Return each line of the material verbatim.

[Start EXTRACTED ENTRIES]

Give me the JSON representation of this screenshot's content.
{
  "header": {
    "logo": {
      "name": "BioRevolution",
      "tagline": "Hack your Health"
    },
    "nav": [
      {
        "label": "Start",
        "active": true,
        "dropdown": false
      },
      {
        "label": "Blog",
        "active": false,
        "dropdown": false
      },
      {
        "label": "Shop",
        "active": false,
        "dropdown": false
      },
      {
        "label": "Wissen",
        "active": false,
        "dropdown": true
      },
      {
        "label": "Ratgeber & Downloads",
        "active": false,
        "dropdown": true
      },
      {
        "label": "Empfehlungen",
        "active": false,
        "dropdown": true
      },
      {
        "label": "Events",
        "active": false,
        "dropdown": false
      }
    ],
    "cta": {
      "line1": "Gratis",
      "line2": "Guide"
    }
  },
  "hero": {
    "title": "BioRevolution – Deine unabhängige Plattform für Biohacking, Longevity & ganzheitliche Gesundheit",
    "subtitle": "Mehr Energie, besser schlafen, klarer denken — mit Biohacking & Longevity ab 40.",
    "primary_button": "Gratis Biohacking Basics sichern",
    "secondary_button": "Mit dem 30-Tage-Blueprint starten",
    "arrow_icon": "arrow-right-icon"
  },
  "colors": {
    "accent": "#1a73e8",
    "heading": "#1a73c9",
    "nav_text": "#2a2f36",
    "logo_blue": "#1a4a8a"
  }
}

[End EXTRACTED ENTRIES]

FULL ANSWER —
Give me the JSON representation of this screenshot's content.
{
  "header": {
    "logo": {
      "name": "BioRevolution",
      "tagline": "Hack your Health"
    },
    "nav": [
      {
        "label": "Start",
        "active": true,
        "dropdown": false
      },
      {
        "label": "Blog",
        "active": false,
        "dropdown": false
      },
      {
        "label": "Shop",
        "active": false,
        "dropdown": false
      },
      {
        "label": "Wissen",
        "active": false,
        "dropdown": true
      },
      {
        "label": "Ratgeber & Downloads",
        "active": false,
        "dropdown": true
      },
      {
        "label": "Empfehlungen",
        "active": false,
        "dropdown": true
      },
      {
        "label": "Events",
        "active": false,
        "dropdown": false
      }
    ],
    "cta": {
      "line1": "Gratis",
      "line2": "Guide"
    }
  },
  "hero": {
    "title": "BioRevolution – Deine unabhängige Plattform für Biohacking, Longevity & ganzheitliche Gesundheit",
    "subtitle": "Mehr Energie, besser schlafen, klarer denken — mit Biohacking & Longevity ab 40.",
    "primary_button": "Gratis Biohacking Basics sichern",
    "secondary_button": "Mit dem 30-Tage-Blueprint starten",
    "arrow_icon": "arrow-right-icon"
  },
  "colors": {
    "accent": "#1a73e8",
    "heading": "#1a73c9",
    "nav_text": "#2a2f36",
    "logo_blue": "#1a4a8a"
  }
}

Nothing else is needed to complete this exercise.